Begin LISTED ENTRIES

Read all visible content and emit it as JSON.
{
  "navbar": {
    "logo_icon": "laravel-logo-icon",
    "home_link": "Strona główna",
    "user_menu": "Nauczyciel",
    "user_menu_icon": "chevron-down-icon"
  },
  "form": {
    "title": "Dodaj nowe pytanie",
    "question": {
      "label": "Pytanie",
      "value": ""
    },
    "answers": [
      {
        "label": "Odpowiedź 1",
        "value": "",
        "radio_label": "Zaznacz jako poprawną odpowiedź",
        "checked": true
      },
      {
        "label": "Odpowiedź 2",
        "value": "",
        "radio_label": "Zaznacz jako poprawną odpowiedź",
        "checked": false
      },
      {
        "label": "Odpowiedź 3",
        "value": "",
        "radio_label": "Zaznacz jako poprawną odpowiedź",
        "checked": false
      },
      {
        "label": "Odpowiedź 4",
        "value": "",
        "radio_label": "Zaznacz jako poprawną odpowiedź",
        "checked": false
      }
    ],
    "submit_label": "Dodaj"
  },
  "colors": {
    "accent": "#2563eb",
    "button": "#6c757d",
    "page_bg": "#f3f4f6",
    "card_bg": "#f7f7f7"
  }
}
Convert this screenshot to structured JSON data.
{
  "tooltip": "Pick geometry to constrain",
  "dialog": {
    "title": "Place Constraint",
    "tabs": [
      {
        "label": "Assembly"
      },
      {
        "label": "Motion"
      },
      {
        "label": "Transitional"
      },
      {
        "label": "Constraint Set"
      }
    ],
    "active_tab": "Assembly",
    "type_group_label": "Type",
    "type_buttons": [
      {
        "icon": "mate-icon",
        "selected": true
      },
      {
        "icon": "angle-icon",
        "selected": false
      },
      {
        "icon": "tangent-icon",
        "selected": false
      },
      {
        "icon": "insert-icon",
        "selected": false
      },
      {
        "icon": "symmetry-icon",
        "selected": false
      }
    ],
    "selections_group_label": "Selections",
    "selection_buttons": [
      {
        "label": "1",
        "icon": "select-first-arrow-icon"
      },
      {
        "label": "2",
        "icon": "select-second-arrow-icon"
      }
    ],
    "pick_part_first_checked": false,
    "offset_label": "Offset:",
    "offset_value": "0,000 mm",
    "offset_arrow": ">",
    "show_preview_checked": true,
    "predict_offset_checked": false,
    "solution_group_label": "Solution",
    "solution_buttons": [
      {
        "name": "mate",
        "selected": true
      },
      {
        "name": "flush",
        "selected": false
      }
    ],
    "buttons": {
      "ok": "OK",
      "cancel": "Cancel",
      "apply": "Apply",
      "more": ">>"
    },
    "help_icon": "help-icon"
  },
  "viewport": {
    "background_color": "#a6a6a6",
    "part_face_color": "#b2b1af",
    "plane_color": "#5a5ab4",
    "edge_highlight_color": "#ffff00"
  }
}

End LISTED ENTRIES

> _GIVEN EXERCISE_:
Reproduce all the data word for word.

> _FINAL RESULT_:
Read all visible content and emit it as JSON.
{
  "navbar": {
    "logo_icon": "laravel-logo-icon",
    "home_link": "Strona główna",
    "user_menu": "Nauczyciel",
    "user_menu_icon": "chevron-down-icon"
  },
  "form": {
    "title": "Dodaj nowe pytanie",
    "question": {
      "label": "Pytanie",
      "value": ""
    },
    "answers": [
      {
        "label": "Odpowiedź 1",
        "value": "",
        "radio_label": "Zaznacz jako poprawną odpowiedź",
        "checked": true
      },
      {
        "label": "Odpowiedź 2",
        "value": "",
        "radio_label": "Zaznacz jako poprawną odpowiedź",
        "checked": false
      },
      {
        "label": "Odpowiedź 3",
        "value": "",
        "radio_label": "Zaznacz jako poprawną odpowiedź",
        "checked": false
      },
      {
        "label": "Odpowiedź 4",
        "value": "",
        "radio_label": "Zaznacz jako poprawną odpowiedź",
        "checked": false
      }
    ],
    "submit_label": "Dodaj"
  },
  "colors": {
    "accent": "#2563eb",
    "button": "#6c757d",
    "page_bg": "#f3f4f6",
    "card_bg": "#f7f7f7"
  }
}
Convert this screenshot to structured JSON data.
{
  "tooltip": "Pick geometry to constrain",
  "dialog": {
    "title": "Place Constraint",
    "tabs": [
      {
        "label": "Assembly"
      },
      {
        "label": "Motion"
      },
      {
        "label": "Transitional"
      },
      {
        "label": "Constraint Set"
      }
    ],
    "active_tab": "Assembly",
    "type_group_label": "Type",
    "type_buttons": [
      {
        "icon": "mate-icon",
        "selected": true
      },
      {
        "icon": "angle-icon",
        "selected": false
      },
      {
        "icon": "tangent-icon",
        "selected": false
      },
      {
        "icon": "insert-icon",
        "selected": false
      },
      {
        "icon": "symmetry-icon",
        "selected": false
      }
    ],
    "selections_group_label": "Selections",
    "selection_buttons": [
      {
        "label": "1",
        "icon": "select-first-arrow-icon"
      },
      {
        "label": "2",
        "icon": "select-second-arrow-icon"
      }
    ],
    "pick_part_first_checked": false,
    "offset_label": "Offset:",
    "offset_value": "0,000 mm",
    "offset_arrow": ">",
    "show_preview_checked": true,
    "predict_offset_checked": false,
    "solution_group_label": "Solution",
    "solution_buttons": [
      {
        "name": "mate",
        "selected": true
      },
      {
        "name": "flush",
        "selected": false
      }
    ],
    "buttons": {
      "ok": "OK",
      "cancel": "Cancel",
      "apply": "Apply",
      "more": ">>"
    },
    "help_icon": "help-icon"
  },
  "viewport": {
    "background_color": "#a6a6a6",
    "part_face_color": "#b2b1af",
    "plane_color": "#5a5ab4",
    "edge_highlight_color": "#ffff00"
  }
}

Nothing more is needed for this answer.